▸ **What to do**:
Each entry below is to be duplicated verbatim.

+++

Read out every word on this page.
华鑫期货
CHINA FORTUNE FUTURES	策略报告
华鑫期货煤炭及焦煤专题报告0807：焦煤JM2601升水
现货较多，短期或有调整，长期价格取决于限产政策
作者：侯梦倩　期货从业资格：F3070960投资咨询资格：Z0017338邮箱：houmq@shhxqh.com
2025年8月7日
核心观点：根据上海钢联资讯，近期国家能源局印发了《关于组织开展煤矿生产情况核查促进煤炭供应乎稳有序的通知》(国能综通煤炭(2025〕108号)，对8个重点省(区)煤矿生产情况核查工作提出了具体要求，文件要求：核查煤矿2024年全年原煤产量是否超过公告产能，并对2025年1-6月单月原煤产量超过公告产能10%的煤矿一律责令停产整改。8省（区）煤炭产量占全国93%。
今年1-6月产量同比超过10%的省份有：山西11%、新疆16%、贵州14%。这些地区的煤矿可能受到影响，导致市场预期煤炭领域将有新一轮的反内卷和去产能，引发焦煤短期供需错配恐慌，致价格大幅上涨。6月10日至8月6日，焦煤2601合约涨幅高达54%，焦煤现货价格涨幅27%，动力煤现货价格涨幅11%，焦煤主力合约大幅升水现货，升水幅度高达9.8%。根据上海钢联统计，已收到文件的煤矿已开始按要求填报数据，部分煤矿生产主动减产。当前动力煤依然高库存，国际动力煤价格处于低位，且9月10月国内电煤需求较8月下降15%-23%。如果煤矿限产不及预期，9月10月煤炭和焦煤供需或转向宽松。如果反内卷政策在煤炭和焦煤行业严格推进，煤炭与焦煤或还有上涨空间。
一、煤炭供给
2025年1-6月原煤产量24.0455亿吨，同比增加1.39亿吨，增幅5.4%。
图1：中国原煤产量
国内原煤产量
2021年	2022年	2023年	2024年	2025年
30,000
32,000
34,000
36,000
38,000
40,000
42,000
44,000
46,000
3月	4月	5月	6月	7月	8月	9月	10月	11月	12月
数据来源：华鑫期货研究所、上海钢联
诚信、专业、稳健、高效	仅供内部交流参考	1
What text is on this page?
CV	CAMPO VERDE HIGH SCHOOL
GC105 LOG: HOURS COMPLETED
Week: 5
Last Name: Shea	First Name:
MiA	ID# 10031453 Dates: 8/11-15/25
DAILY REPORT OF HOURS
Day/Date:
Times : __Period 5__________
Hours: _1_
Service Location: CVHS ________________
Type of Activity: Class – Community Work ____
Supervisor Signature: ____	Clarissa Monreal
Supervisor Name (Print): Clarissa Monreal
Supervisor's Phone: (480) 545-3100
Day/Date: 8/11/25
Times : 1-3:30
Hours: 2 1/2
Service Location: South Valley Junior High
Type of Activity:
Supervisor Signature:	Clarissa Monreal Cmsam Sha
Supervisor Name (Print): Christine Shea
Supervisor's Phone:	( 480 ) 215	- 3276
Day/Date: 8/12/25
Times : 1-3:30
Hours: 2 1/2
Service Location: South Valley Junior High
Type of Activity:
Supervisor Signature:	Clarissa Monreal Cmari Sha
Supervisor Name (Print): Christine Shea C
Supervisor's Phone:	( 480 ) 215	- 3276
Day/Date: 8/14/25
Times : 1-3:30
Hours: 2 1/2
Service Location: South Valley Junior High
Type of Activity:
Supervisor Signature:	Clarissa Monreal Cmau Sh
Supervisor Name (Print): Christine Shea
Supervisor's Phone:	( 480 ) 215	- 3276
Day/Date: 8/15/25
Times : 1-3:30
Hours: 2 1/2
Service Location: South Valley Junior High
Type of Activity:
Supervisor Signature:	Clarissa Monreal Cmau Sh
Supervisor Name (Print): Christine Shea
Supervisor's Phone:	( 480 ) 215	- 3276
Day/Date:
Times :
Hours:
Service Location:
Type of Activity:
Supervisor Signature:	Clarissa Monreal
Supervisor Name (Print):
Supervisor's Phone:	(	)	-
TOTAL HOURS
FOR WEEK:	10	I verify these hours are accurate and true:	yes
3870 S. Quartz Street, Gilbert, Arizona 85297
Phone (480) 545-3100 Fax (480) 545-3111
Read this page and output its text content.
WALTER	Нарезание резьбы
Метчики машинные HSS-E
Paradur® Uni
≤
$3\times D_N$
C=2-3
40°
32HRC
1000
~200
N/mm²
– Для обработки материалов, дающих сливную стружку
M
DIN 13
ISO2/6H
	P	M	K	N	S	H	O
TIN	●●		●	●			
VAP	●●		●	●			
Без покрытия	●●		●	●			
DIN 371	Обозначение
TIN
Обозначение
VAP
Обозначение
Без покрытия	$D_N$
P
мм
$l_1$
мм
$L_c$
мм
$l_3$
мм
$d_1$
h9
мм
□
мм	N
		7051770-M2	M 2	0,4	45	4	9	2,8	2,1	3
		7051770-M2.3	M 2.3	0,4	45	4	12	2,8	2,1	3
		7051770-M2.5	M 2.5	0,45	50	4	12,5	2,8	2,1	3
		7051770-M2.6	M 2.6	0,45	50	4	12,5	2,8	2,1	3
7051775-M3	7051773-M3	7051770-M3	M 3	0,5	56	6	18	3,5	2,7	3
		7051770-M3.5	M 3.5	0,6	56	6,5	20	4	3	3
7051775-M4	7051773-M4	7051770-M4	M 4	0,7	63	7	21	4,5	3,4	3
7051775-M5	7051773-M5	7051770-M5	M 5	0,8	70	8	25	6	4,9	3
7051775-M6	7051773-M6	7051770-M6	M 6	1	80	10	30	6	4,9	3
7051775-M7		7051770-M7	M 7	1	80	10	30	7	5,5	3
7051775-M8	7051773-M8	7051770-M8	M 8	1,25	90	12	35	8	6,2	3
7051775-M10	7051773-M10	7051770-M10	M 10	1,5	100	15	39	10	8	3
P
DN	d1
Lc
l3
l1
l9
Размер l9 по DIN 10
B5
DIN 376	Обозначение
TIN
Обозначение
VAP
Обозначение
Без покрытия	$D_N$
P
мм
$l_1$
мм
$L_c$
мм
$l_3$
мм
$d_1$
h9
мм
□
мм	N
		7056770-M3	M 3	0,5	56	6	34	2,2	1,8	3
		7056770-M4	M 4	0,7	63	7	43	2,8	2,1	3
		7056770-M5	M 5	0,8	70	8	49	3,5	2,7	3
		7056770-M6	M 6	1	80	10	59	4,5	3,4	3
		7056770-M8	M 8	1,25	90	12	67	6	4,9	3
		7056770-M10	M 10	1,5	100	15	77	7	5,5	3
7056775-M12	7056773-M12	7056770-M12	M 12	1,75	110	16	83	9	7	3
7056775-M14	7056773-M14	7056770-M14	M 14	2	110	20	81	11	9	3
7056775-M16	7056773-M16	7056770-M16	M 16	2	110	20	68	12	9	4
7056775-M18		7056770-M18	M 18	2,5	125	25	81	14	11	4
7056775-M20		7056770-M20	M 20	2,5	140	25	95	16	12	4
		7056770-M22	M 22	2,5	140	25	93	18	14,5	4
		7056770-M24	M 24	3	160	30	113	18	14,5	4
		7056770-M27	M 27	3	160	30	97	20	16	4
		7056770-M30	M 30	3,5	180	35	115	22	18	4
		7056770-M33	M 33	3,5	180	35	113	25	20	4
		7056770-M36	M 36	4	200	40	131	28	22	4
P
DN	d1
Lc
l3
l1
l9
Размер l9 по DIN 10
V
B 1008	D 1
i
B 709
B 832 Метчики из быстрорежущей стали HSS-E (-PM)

+++

▸ **Solved exercise**:
Read out every word on this page.
华鑫期货
CHINA FORTUNE FUTURES	策略报告
华鑫期货煤炭及焦煤专题报告0807：焦煤JM2601升水
现货较多，短期或有调整，长期价格取决于限产政策
作者：侯梦倩　期货从业资格：F3070960投资咨询资格：Z0017338邮箱：houmq@shhxqh.com
2025年8月7日
核心观点：根据上海钢联资讯，近期国家能源局印发了《关于组织开展煤矿生产情况核查促进煤炭供应乎稳有序的通知》(国能综通煤炭(2025〕108号)，对8个重点省(区)煤矿生产情况核查工作提出了具体要求，文件要求：核查煤矿2024年全年原煤产量是否超过公告产能，并对2025年1-6月单月原煤产量超过公告产能10%的煤矿一律责令停产整改。8省（区）煤炭产量占全国93%。
今年1-6月产量同比超过10%的省份有：山西11%、新疆16%、贵州14%。这些地区的煤矿可能受到影响，导致市场预期煤炭领域将有新一轮的反内卷和去产能，引发焦煤短期供需错配恐慌，致价格大幅上涨。6月10日至8月6日，焦煤2601合约涨幅高达54%，焦煤现货价格涨幅27%，动力煤现货价格涨幅11%，焦煤主力合约大幅升水现货，升水幅度高达9.8%。根据上海钢联统计，已收到文件的煤矿已开始按要求填报数据，部分煤矿生产主动减产。当前动力煤依然高库存，国际动力煤价格处于低位，且9月10月国内电煤需求较8月下降15%-23%。如果煤矿限产不及预期，9月10月煤炭和焦煤供需或转向宽松。如果反内卷政策在煤炭和焦煤行业严格推进，煤炭与焦煤或还有上涨空间。
一、煤炭供给
2025年1-6月原煤产量24.0455亿吨，同比增加1.39亿吨，增幅5.4%。
图1：中国原煤产量
国内原煤产量
2021年	2022年	2023年	2024年	2025年
30,000
32,000
34,000
36,000
38,000
40,000
42,000
44,000
46,000
3月	4月	5月	6月	7月	8月	9月	10月	11月	12月
数据来源：华鑫期货研究所、上海钢联
诚信、专业、稳健、高效	仅供内部交流参考	1
What text is on this page?
CV	CAMPO VERDE HIGH SCHOOL
GC105 LOG: HOURS COMPLETED
Week: 5
Last Name: Shea	First Name:
MiA	ID# 10031453 Dates: 8/11-15/25
DAILY REPORT OF HOURS
Day/Date:
Times : __Period 5__________
Hours: _1_
Service Location: CVHS ________________
Type of Activity: Class – Community Work ____
Supervisor Signature: ____	Clarissa Monreal
Supervisor Name (Print): Clarissa Monreal
Supervisor's Phone: (480) 545-3100
Day/Date: 8/11/25
Times : 1-3:30
Hours: 2 1/2
Service Location: South Valley Junior High
Type of Activity:
Supervisor Signature:	Clarissa Monreal Cmsam Sha
Supervisor Name (Print): Christine Shea
Supervisor's Phone:	( 480 ) 215	- 3276
Day/Date: 8/12/25
Times : 1-3:30
Hours: 2 1/2
Service Location: South Valley Junior High
Type of Activity:
Supervisor Signature:	Clarissa Monreal Cmari Sha
Supervisor Name (Print): Christine Shea C
Supervisor's Phone:	( 480 ) 215	- 3276
Day/Date: 8/14/25
Times : 1-3:30
Hours: 2 1/2
Service Location: South Valley Junior High
Type of Activity:
Supervisor Signature:	Clarissa Monreal Cmau Sh
Supervisor Name (Print): Christine Shea
Supervisor's Phone:	( 480 ) 215	- 3276
Day/Date: 8/15/25
Times : 1-3:30
Hours: 2 1/2
Service Location: South Valley Junior High
Type of Activity:
Supervisor Signature:	Clarissa Monreal Cmau Sh
Supervisor Name (Print): Christine Shea
Supervisor's Phone:	( 480 ) 215	- 3276
Day/Date:
Times :
Hours:
Service Location:
Type of Activity:
Supervisor Signature:	Clarissa Monreal
Supervisor Name (Print):
Supervisor's Phone:	(	)	-
TOTAL HOURS
FOR WEEK:	10	I verify these hours are accurate and true:	yes
3870 S. Quartz Street, Gilbert, Arizona 85297
Phone (480) 545-3100 Fax (480) 545-3111
Read this page and output its text content.
WALTER	Нарезание резьбы
Метчики машинные HSS-E
Paradur® Uni
≤
$3\times D_N$
C=2-3
40°
32HRC
1000
~200
N/mm²
– Для обработки материалов, дающих сливную стружку
M
DIN 13
ISO2/6H
	P	M	K	N	S	H	O
TIN	●●		●	●			
VAP	●●		●	●			
Без покрытия	●●		●	●			
DIN 371	Обозначение
TIN
Обозначение
VAP
Обозначение
Без покрытия	$D_N$
P
мм
$l_1$
мм
$L_c$
мм
$l_3$
мм
$d_1$
h9
мм
□
мм	N
		7051770-M2	M 2	0,4	45	4	9	2,8	2,1	3
		7051770-M2.3	M 2.3	0,4	45	4	12	2,8	2,1	3
		7051770-M2.5	M 2.5	0,45	50	4	12,5	2,8	2,1	3
		7051770-M2.6	M 2.6	0,45	50	4	12,5	2,8	2,1	3
7051775-M3	7051773-M3	7051770-M3	M 3	0,5	56	6	18	3,5	2,7	3
		7051770-M3.5	M 3.5	0,6	56	6,5	20	4	3	3
7051775-M4	7051773-M4	7051770-M4	M 4	0,7	63	7	21	4,5	3,4	3
7051775-M5	7051773-M5	7051770-M5	M 5	0,8	70	8	25	6	4,9	3
7051775-M6	7051773-M6	7051770-M6	M 6	1	80	10	30	6	4,9	3
7051775-M7		7051770-M7	M 7	1	80	10	30	7	5,5	3
7051775-M8	7051773-M8	7051770-M8	M 8	1,25	90	12	35	8	6,2	3
7051775-M10	7051773-M10	7051770-M10	M 10	1,5	100	15	39	10	8	3
P
DN	d1
Lc
l3
l1
l9
Размер l9 по DIN 10
B5
DIN 376	Обозначение
TIN
Обозначение
VAP
Обозначение
Без покрытия	$D_N$
P
мм
$l_1$
мм
$L_c$
мм
$l_3$
мм
$d_1$
h9
мм
□
мм	N
		7056770-M3	M 3	0,5	56	6	34	2,2	1,8	3
		7056770-M4	M 4	0,7	63	7	43	2,8	2,1	3
		7056770-M5	M 5	0,8	70	8	49	3,5	2,7	3
		7056770-M6	M 6	1	80	10	59	4,5	3,4	3
		7056770-M8	M 8	1,25	90	12	67	6	4,9	3
		7056770-M10	M 10	1,5	100	15	77	7	5,5	3
7056775-M12	7056773-M12	7056770-M12	M 12	1,75	110	16	83	9	7	3
7056775-M14	7056773-M14	7056770-M14	M 14	2	110	20	81	11	9	3
7056775-M16	7056773-M16	7056770-M16	M 16	2	110	20	68	12	9	4
7056775-M18		7056770-M18	M 18	2,5	125	25	81	14	11	4
7056775-M20		7056770-M20	M 20	2,5	140	25	95	16	12	4
		7056770-M22	M 22	2,5	140	25	93	18	14,5	4
		7056770-M24	M 24	3	160	30	113	18	14,5	4
		7056770-M27	M 27	3	160	30	97	20	16	4
		7056770-M30	M 30	3,5	180	35	115	22	18	4
		7056770-M33	M 33	3,5	180	35	113	25	20	4
		7056770-M36	M 36	4	200	40	131	28	22	4
P
DN	d1
Lc
l3
l1
l9
Размер l9 по DIN 10
V
B 1008	D 1
i
B 709
B 832 Метчики из быстрорежущей стали HSS-E (-PM)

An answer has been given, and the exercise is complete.